> What to do:
Copy out every line of the data below without changing anything.

Element and region data
-- start --
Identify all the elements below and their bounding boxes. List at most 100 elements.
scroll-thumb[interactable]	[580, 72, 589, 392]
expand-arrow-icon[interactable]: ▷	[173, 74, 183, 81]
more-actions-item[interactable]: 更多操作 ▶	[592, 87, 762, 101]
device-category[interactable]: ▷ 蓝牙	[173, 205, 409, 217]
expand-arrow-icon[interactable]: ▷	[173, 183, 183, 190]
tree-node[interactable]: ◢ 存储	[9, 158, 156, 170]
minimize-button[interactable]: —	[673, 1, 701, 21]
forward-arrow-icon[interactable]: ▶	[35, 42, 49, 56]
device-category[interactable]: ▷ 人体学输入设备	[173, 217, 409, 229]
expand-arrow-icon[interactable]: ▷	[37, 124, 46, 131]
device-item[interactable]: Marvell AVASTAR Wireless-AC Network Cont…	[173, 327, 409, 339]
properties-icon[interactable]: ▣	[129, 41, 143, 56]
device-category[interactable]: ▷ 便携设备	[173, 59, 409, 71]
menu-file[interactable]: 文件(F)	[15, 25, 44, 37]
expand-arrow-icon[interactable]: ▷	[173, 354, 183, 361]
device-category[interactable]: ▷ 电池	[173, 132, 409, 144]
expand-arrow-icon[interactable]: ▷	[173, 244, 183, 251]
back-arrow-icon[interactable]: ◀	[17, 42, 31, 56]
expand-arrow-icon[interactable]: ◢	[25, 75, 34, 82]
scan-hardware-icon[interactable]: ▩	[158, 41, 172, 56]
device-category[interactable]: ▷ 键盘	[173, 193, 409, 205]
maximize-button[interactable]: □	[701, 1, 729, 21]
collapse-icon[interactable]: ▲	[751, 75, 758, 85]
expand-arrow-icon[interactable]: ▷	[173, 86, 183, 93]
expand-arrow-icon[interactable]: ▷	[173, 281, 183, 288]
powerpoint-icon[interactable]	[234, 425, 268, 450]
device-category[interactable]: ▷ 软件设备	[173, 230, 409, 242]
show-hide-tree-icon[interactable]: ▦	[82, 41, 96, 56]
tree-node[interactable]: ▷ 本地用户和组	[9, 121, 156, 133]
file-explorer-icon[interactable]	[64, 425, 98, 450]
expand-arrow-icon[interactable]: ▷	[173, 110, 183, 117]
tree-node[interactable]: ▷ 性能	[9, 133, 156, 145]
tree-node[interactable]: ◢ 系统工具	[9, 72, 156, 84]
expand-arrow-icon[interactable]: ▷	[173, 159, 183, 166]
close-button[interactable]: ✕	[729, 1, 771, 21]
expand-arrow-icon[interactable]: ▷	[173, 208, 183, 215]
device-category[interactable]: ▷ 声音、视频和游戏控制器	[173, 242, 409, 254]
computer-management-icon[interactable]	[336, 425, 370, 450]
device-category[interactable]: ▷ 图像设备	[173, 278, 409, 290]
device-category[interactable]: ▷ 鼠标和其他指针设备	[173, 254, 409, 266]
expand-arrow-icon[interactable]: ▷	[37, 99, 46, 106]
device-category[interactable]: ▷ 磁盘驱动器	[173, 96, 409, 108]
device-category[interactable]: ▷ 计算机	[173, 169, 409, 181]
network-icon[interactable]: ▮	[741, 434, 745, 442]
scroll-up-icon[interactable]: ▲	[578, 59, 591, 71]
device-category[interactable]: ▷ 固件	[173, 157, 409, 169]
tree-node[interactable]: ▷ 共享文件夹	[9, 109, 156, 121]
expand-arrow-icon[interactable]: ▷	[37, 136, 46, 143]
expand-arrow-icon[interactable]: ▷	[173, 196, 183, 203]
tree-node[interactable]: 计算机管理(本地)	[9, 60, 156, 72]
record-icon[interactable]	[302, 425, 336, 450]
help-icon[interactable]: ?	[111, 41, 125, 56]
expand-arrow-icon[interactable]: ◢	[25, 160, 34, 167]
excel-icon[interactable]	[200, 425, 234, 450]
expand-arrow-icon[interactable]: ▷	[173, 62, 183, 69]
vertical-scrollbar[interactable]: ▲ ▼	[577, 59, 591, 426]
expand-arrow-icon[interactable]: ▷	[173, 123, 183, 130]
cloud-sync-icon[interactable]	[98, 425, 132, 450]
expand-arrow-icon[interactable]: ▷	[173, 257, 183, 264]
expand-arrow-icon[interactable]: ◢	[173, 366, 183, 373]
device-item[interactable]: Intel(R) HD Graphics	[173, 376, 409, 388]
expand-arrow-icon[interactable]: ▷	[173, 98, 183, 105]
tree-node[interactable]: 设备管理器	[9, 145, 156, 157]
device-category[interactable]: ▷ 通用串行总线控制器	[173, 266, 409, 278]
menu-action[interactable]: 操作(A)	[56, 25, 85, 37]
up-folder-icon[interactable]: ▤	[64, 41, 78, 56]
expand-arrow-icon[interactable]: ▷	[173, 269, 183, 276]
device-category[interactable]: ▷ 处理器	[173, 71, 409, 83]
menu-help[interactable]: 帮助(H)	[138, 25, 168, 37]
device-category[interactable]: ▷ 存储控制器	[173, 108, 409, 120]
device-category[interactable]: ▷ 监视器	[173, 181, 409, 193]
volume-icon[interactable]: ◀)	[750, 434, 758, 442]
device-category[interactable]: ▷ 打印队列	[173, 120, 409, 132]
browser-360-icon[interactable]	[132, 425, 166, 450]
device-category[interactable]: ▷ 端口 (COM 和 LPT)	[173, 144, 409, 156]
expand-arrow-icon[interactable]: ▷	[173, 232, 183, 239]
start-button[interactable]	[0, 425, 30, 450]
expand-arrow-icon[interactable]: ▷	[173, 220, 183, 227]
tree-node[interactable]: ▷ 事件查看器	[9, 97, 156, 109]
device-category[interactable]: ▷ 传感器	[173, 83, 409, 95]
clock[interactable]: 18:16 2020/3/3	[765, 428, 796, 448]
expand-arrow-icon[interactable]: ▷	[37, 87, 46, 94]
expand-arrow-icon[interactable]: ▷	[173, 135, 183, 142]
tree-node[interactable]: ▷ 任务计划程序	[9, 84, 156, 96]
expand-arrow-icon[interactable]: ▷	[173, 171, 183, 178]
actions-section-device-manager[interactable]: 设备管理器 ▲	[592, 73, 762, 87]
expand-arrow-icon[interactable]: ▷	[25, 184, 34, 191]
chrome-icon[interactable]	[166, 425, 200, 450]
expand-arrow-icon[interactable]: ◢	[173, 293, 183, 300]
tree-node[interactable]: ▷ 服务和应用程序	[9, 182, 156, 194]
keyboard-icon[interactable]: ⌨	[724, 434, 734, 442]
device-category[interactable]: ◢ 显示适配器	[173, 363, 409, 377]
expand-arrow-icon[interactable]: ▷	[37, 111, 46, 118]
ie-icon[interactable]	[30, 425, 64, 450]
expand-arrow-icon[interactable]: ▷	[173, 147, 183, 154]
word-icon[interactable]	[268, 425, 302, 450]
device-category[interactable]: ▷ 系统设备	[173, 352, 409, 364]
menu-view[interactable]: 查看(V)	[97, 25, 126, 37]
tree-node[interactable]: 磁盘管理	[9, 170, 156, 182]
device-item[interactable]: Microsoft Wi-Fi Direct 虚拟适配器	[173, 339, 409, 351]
-- end --
> Task response:
Identify all the elements below and their bounding boxes. List at most 100 elements.
scroll-thumb[interactable]	[580, 72, 589, 392]
expand-arrow-icon[interactable]: ▷	[173, 74, 183, 81]
more-actions-item[interactable]: 更多操作 ▶	[592, 87, 762, 101]
device-category[interactable]: ▷ 蓝牙	[173, 205, 409, 217]
expand-arrow-icon[interactable]: ▷	[173, 183, 183, 190]
tree-node[interactable]: ◢ 存储	[9, 158, 156, 170]
minimize-button[interactable]: —	[673, 1, 701, 21]
forward-arrow-icon[interactable]: ▶	[35, 42, 49, 56]
device-category[interactable]: ▷ 人体学输入设备	[173, 217, 409, 229]
expand-arrow-icon[interactable]: ▷	[37, 124, 46, 131]
device-item[interactable]: Marvell AVASTAR Wireless-AC Network Cont…	[173, 327, 409, 339]
properties-icon[interactable]: ▣	[129, 41, 143, 56]
device-category[interactable]: ▷ 便携设备	[173, 59, 409, 71]
menu-file[interactable]: 文件(F)	[15, 25, 44, 37]
expand-arrow-icon[interactable]: ▷	[173, 354, 183, 361]
device-category[interactable]: ▷ 电池	[173, 132, 409, 144]
expand-arrow-icon[interactable]: ▷	[173, 244, 183, 251]
back-arrow-icon[interactable]: ◀	[17, 42, 31, 56]
expand-arrow-icon[interactable]: ◢	[25, 75, 34, 82]
scan-hardware-icon[interactable]: ▩	[158, 41, 172, 56]
device-category[interactable]: ▷ 键盘	[173, 193, 409, 205]
maximize-button[interactable]: □	[701, 1, 729, 21]
collapse-icon[interactable]: ▲	[751, 75, 758, 85]
expand-arrow-icon[interactable]: ▷	[173, 86, 183, 93]
expand-arrow-icon[interactable]: ▷	[173, 281, 183, 288]
powerpoint-icon[interactable]	[234, 425, 268, 450]
device-category[interactable]: ▷ 软件设备	[173, 230, 409, 242]
show-hide-tree-icon[interactable]: ▦	[82, 41, 96, 56]
tree-node[interactable]: ▷ 本地用户和组	[9, 121, 156, 133]
file-explorer-icon[interactable]	[64, 425, 98, 450]
expand-arrow-icon[interactable]: ▷	[173, 110, 183, 117]
tree-node[interactable]: ▷ 性能	[9, 133, 156, 145]
tree-node[interactable]: ◢ 系统工具	[9, 72, 156, 84]
expand-arrow-icon[interactable]: ▷	[173, 159, 183, 166]
close-button[interactable]: ✕	[729, 1, 771, 21]
expand-arrow-icon[interactable]: ▷	[173, 208, 183, 215]
device-category[interactable]: ▷ 声音、视频和游戏控制器	[173, 242, 409, 254]
computer-management-icon[interactable]	[336, 425, 370, 450]
device-category[interactable]: ▷ 图像设备	[173, 278, 409, 290]
device-category[interactable]: ▷ 鼠标和其他指针设备	[173, 254, 409, 266]
expand-arrow-icon[interactable]: ▷	[37, 99, 46, 106]
device-category[interactable]: ▷ 磁盘驱动器	[173, 96, 409, 108]
device-category[interactable]: ▷ 计算机	[173, 169, 409, 181]
network-icon[interactable]: ▮	[741, 434, 745, 442]
scroll-up-icon[interactable]: ▲	[578, 59, 591, 71]
device-category[interactable]: ▷ 固件	[173, 157, 409, 169]
tree-node[interactable]: ▷ 共享文件夹	[9, 109, 156, 121]
expand-arrow-icon[interactable]: ▷	[37, 136, 46, 143]
expand-arrow-icon[interactable]: ▷	[173, 196, 183, 203]
tree-node[interactable]: 计算机管理(本地)	[9, 60, 156, 72]
record-icon[interactable]	[302, 425, 336, 450]
help-icon[interactable]: ?	[111, 41, 125, 56]
expand-arrow-icon[interactable]: ◢	[25, 160, 34, 167]
excel-icon[interactable]	[200, 425, 234, 450]
expand-arrow-icon[interactable]: ▷	[173, 62, 183, 69]
vertical-scrollbar[interactable]: ▲ ▼	[577, 59, 591, 426]
expand-arrow-icon[interactable]: ▷	[173, 123, 183, 130]
cloud-sync-icon[interactable]	[98, 425, 132, 450]
expand-arrow-icon[interactable]: ▷	[173, 257, 183, 264]
expand-arrow-icon[interactable]: ◢	[173, 366, 183, 373]
device-item[interactable]: Intel(R) HD Graphics	[173, 376, 409, 388]
expand-arrow-icon[interactable]: ▷	[173, 98, 183, 105]
tree-node[interactable]: 设备管理器	[9, 145, 156, 157]
device-category[interactable]: ▷ 通用串行总线控制器	[173, 266, 409, 278]
menu-action[interactable]: 操作(A)	[56, 25, 85, 37]
up-folder-icon[interactable]: ▤	[64, 41, 78, 56]
expand-arrow-icon[interactable]: ▷	[173, 269, 183, 276]
device-category[interactable]: ▷ 处理器	[173, 71, 409, 83]
menu-help[interactable]: 帮助(H)	[138, 25, 168, 37]
device-category[interactable]: ▷ 存储控制器	[173, 108, 409, 120]
device-category[interactable]: ▷ 监视器	[173, 181, 409, 193]
volume-icon[interactable]: ◀)	[750, 434, 758, 442]
device-category[interactable]: ▷ 打印队列	[173, 120, 409, 132]
browser-360-icon[interactable]	[132, 425, 166, 450]
device-category[interactable]: ▷ 端口 (COM 和 LPT)	[173, 144, 409, 156]
expand-arrow-icon[interactable]: ▷	[173, 232, 183, 239]
start-button[interactable]	[0, 425, 30, 450]
expand-arrow-icon[interactable]: ▷	[173, 220, 183, 227]
tree-node[interactable]: ▷ 事件查看器	[9, 97, 156, 109]
device-category[interactable]: ▷ 传感器	[173, 83, 409, 95]
clock[interactable]: 18:16 2020/3/3	[765, 428, 796, 448]
expand-arrow-icon[interactable]: ▷	[37, 87, 46, 94]
expand-arrow-icon[interactable]: ▷	[173, 135, 183, 142]
tree-node[interactable]: ▷ 任务计划程序	[9, 84, 156, 96]
expand-arrow-icon[interactable]: ▷	[173, 171, 183, 178]
actions-section-device-manager[interactable]: 设备管理器 ▲	[592, 73, 762, 87]
expand-arrow-icon[interactable]: ▷	[25, 184, 34, 191]
chrome-icon[interactable]	[166, 425, 200, 450]
expand-arrow-icon[interactable]: ◢	[173, 293, 183, 300]
tree-node[interactable]: ▷ 服务和应用程序	[9, 182, 156, 194]
keyboard-icon[interactable]: ⌨	[724, 434, 734, 442]
device-category[interactable]: ◢ 显示适配器	[173, 363, 409, 377]
expand-arrow-icon[interactable]: ▷	[37, 111, 46, 118]
ie-icon[interactable]	[30, 425, 64, 450]
expand-arrow-icon[interactable]: ▷	[173, 147, 183, 154]
word-icon[interactable]	[268, 425, 302, 450]
device-category[interactable]: ▷ 系统设备	[173, 352, 409, 364]
menu-view[interactable]: 查看(V)	[97, 25, 126, 37]
tree-node[interactable]: 磁盘管理	[9, 170, 156, 182]
device-item[interactable]: Microsoft Wi-Fi Direct 虚拟适配器	[173, 339, 409, 351]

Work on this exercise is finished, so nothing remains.